**** Listing ****

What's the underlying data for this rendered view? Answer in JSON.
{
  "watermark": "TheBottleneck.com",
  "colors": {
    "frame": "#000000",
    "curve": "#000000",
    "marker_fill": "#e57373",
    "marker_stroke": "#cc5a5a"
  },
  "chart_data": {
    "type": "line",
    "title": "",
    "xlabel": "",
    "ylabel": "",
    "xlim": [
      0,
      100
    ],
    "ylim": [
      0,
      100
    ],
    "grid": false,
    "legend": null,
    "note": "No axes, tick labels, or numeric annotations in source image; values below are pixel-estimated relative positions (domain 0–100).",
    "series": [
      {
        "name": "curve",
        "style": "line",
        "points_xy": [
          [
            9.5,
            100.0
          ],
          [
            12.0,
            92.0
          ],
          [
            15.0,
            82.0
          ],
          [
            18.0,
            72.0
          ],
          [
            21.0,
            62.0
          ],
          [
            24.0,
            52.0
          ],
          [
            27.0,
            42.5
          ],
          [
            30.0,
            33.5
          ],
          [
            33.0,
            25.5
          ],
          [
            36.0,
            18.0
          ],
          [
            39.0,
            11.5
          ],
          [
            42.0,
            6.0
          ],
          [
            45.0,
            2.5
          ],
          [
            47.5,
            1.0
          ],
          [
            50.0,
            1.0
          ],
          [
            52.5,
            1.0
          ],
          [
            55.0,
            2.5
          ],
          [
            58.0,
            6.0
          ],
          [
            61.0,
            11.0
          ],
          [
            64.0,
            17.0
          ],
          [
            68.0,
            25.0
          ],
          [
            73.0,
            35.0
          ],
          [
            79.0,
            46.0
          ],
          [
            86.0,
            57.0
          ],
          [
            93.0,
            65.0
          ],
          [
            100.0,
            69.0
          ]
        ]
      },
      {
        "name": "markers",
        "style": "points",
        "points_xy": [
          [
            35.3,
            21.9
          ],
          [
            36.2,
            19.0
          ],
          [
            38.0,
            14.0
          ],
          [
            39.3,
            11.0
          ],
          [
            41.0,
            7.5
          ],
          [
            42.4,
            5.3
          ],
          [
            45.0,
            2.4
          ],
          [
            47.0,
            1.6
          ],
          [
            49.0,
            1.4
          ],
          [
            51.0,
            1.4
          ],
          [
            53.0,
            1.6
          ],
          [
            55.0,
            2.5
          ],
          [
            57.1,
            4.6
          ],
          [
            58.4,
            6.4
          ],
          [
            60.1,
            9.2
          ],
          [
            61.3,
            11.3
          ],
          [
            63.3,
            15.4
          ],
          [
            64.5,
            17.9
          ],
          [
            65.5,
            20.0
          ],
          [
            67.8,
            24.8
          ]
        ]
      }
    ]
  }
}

****

Short problem
Copy out every line of the data above, exactly as given.

Response for this exercise
What's the underlying data for this rendered view? Answer in JSON.
{
  "watermark": "TheBottleneck.com",
  "colors": {
    "frame": "#000000",
    "curve": "#000000",
    "marker_fill": "#e57373",
    "marker_stroke": "#cc5a5a"
  },
  "chart_data": {
    "type": "line",
    "title": "",
    "xlabel": "",
    "ylabel": "",
    "xlim": [
      0,
      100
    ],
    "ylim": [
      0,
      100
    ],
    "grid": false,
    "legend": null,
    "note": "No axes, tick labels, or numeric annotations in source image; values below are pixel-estimated relative positions (domain 0–100).",
    "series": [
      {
        "name": "curve",
        "style": "line",
        "points_xy": [
          [
            9.5,
            100.0
          ],
          [
            12.0,
            92.0
          ],
          [
            15.0,
            82.0
          ],
          [
            18.0,
            72.0
          ],
          [
            21.0,
            62.0
          ],
          [
            24.0,
            52.0
          ],
          [
            27.0,
            42.5
          ],
          [
            30.0,
            33.5
          ],
          [
            33.0,
            25.5
          ],
          [
            36.0,
            18.0
          ],
          [
            39.0,
            11.5
          ],
          [
            42.0,
            6.0
          ],
          [
            45.0,
            2.5
          ],
          [
            47.5,
            1.0
          ],
          [
            50.0,
            1.0
          ],
          [
            52.5,
            1.0
          ],
          [
            55.0,
            2.5
          ],
          [
            58.0,
            6.0
          ],
          [
            61.0,
            11.0
          ],
          [
            64.0,
            17.0
          ],
          [
            68.0,
            25.0
          ],
          [
            73.0,
            35.0
          ],
          [
            79.0,
            46.0
          ],
          [
            86.0,
            57.0
          ],
          [
            93.0,
            65.0
          ],
          [
            100.0,
            69.0
          ]
        ]
      },
      {
        "name": "markers",
        "style": "points",
        "points_xy": [
          [
            35.3,
            21.9
          ],
          [
            36.2,
            19.0
          ],
          [
            38.0,
            14.0
          ],
          [
            39.3,
            11.0
          ],
          [
            41.0,
            7.5
          ],
          [
            42.4,
            5.3
          ],
          [
            45.0,
            2.4
          ],
          [
            47.0,
            1.6
          ],
          [
            49.0,
            1.4
          ],
          [
            51.0,
            1.4
          ],
          [
            53.0,
            1.6
          ],
          [
            55.0,
            2.5
          ],
          [
            57.1,
            4.6
          ],
          [
            58.4,
            6.4
          ],
          [
            60.1,
            9.2
          ],
          [
            61.3,
            11.3
          ],
          [
            63.3,
            15.4
          ],
          [
            64.5,
            17.9
          ],
          [
            65.5,
            20.0
          ],
          [
            67.8,
            24.8
          ]
        ]
      }
    ]
  }
}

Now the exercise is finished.